Exercise instructions
Tally the lines in these records that hold the string "тогда", and reply with the number alone.

Source material
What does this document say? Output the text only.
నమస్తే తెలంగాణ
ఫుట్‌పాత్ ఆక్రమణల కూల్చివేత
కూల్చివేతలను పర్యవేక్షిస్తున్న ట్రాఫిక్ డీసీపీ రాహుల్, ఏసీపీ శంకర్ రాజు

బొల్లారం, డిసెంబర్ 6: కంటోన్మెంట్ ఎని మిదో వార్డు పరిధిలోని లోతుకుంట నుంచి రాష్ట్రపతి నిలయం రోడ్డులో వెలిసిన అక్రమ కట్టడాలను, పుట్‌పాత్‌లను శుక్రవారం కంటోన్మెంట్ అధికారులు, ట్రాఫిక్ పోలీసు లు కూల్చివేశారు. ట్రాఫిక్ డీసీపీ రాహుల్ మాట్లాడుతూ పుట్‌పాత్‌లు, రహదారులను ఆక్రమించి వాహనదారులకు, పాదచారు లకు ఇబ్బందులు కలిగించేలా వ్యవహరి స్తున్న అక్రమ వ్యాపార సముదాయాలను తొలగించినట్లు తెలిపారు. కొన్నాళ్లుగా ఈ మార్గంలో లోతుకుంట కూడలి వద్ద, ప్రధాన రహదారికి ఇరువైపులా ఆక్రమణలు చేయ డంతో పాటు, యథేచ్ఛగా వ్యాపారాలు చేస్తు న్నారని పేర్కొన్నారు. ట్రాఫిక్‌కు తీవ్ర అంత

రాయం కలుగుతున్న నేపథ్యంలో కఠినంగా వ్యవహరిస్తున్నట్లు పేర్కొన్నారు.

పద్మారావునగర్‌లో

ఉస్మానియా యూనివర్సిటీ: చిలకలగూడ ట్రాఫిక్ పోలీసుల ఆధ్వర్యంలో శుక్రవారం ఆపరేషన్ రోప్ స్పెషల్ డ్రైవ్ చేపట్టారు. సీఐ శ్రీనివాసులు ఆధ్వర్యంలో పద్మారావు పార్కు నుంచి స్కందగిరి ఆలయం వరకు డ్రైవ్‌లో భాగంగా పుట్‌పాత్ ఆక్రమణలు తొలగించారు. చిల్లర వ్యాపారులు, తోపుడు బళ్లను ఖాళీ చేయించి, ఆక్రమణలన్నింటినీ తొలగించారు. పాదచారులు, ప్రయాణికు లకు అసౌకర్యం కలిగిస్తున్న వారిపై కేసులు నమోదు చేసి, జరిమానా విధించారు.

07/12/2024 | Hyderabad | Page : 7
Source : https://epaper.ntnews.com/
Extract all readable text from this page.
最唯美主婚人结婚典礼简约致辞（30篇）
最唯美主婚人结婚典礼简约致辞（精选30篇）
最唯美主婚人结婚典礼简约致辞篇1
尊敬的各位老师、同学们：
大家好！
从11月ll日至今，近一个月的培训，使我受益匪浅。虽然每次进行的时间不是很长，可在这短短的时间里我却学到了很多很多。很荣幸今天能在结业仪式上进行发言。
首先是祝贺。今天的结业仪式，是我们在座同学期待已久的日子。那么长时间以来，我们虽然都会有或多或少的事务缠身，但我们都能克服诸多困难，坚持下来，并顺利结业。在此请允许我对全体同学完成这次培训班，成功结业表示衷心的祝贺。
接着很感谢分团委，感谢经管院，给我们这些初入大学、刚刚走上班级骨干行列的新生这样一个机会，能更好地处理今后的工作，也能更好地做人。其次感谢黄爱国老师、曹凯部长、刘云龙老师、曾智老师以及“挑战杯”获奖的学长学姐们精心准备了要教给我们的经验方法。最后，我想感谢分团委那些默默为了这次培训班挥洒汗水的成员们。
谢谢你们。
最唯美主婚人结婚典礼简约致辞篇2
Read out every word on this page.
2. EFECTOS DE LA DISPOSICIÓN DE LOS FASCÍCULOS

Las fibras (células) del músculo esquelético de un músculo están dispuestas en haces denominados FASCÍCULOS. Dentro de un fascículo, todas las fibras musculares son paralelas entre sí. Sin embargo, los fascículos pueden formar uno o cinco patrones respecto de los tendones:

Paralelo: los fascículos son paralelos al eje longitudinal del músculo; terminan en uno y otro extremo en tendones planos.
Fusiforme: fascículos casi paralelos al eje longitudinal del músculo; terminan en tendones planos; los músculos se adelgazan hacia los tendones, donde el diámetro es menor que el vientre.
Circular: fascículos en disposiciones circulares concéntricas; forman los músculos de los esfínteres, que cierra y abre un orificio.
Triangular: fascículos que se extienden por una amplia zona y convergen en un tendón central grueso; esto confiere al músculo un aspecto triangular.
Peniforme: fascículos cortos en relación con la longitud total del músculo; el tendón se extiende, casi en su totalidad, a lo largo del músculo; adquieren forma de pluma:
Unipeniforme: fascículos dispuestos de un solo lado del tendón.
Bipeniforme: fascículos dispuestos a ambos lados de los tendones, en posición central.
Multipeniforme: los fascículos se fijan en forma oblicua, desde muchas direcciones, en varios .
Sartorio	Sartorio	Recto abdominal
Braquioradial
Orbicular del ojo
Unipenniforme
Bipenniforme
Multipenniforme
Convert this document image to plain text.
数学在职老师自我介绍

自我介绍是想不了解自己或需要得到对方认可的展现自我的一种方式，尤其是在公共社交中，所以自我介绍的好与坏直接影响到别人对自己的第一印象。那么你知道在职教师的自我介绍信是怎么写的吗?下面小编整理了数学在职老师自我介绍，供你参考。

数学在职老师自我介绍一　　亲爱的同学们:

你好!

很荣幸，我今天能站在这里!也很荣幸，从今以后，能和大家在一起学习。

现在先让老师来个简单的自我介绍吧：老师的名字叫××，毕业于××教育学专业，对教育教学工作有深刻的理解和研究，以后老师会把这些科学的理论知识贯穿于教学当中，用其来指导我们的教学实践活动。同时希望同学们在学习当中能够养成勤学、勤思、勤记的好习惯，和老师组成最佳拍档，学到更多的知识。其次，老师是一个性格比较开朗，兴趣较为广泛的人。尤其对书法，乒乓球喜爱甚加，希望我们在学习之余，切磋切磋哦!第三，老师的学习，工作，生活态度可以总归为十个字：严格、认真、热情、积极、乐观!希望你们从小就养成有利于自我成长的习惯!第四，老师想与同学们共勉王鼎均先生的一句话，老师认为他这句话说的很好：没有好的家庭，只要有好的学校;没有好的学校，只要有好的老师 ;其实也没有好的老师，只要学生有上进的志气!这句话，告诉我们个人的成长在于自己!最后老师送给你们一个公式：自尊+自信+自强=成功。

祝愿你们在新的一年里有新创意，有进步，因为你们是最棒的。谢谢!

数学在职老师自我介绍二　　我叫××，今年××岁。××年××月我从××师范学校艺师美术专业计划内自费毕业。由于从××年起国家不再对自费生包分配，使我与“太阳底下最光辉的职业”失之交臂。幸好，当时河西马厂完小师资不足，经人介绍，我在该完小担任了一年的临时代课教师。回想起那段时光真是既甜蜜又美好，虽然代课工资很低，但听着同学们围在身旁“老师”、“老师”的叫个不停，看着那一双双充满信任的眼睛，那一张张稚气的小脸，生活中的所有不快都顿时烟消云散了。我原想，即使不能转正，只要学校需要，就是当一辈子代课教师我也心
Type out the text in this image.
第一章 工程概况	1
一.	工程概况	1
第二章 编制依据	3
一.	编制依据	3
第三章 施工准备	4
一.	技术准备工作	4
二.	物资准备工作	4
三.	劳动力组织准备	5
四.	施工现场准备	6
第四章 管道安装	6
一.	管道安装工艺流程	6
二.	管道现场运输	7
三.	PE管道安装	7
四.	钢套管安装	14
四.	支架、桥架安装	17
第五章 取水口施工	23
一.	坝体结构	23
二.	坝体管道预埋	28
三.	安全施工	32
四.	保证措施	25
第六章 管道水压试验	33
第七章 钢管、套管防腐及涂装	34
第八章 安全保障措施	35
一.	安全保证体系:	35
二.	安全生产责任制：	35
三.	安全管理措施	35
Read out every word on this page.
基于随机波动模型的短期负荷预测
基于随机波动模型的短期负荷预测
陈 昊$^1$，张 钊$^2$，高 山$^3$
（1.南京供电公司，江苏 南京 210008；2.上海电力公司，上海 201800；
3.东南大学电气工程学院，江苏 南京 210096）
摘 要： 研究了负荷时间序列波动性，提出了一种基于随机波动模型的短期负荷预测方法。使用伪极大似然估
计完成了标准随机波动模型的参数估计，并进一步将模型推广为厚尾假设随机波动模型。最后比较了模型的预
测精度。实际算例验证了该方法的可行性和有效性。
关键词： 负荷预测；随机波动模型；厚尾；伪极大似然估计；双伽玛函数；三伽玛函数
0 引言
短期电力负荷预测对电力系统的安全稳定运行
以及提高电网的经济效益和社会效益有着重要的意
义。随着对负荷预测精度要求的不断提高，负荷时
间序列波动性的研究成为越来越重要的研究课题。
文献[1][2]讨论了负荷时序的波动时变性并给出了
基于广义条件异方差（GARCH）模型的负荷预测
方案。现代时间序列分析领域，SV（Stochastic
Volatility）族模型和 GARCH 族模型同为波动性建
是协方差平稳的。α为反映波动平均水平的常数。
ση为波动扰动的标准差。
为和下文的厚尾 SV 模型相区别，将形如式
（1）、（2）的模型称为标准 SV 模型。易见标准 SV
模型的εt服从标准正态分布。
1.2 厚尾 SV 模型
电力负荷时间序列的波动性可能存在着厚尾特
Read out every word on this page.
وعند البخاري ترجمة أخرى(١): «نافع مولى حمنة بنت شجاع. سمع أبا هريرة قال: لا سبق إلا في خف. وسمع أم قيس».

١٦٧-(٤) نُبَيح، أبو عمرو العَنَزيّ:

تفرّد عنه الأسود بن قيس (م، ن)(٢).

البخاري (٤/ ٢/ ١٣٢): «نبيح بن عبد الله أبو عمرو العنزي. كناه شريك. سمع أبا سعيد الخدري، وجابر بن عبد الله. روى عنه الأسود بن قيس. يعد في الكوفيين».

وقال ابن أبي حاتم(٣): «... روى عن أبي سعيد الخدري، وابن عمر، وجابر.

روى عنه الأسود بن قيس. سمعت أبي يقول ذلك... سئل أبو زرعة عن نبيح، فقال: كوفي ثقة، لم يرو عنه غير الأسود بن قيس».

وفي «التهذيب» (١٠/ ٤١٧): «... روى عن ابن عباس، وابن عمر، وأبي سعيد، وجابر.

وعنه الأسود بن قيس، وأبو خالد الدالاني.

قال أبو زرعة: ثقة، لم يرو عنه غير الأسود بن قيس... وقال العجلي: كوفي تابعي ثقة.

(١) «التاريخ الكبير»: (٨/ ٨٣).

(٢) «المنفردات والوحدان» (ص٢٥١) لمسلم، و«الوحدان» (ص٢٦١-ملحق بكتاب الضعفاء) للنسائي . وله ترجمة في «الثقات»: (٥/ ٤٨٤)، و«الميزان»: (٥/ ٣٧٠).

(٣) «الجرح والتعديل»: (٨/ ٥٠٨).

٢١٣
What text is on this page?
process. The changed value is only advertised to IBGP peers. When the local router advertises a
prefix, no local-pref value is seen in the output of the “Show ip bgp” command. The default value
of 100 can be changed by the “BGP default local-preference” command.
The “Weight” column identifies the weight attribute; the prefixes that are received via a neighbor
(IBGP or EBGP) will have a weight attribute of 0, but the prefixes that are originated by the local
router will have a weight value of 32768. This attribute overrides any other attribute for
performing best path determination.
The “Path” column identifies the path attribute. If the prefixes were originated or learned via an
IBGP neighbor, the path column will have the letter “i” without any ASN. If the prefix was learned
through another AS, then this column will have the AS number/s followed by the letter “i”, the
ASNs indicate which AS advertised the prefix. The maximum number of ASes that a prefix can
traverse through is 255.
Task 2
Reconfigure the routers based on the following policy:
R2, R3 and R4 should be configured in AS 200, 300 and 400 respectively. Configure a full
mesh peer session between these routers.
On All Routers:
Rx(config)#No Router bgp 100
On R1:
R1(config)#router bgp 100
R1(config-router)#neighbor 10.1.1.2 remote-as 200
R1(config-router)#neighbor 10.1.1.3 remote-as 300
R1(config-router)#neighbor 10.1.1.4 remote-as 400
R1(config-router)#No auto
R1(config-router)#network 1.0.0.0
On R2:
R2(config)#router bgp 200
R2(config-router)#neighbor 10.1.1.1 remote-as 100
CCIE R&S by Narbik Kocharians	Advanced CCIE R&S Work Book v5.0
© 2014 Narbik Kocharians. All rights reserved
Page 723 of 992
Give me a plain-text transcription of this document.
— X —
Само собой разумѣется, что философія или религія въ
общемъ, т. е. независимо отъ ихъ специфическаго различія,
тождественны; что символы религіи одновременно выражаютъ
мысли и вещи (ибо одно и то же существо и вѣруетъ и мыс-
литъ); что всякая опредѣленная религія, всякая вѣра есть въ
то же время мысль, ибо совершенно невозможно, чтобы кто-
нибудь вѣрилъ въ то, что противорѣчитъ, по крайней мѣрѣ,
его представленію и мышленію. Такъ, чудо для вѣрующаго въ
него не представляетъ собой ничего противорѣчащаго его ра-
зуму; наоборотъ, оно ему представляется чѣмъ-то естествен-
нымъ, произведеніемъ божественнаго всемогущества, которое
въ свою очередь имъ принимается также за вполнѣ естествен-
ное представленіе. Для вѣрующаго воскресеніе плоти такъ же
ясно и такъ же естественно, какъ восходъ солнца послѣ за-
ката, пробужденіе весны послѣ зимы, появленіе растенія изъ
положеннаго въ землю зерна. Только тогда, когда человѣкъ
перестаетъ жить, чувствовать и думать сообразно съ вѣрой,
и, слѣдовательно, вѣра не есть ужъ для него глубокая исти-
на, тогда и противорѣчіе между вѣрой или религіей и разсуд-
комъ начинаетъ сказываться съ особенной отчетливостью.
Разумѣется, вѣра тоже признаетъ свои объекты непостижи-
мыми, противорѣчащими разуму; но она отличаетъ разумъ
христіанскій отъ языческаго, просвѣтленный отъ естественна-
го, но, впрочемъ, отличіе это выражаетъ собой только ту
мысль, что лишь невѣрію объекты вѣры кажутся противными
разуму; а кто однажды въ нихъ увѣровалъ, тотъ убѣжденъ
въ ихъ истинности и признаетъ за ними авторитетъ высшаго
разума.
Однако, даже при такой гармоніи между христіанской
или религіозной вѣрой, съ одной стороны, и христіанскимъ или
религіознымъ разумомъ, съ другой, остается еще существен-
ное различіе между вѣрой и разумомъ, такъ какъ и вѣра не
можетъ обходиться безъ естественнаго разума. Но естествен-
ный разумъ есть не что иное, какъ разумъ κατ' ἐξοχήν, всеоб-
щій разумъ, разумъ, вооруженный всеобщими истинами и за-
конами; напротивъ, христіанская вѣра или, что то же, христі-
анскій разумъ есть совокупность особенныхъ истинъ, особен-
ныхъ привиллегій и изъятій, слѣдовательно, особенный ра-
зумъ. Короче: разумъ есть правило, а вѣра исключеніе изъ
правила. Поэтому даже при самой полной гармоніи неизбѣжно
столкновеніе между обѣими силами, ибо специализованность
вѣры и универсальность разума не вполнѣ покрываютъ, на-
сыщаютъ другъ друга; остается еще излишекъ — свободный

Written solution
2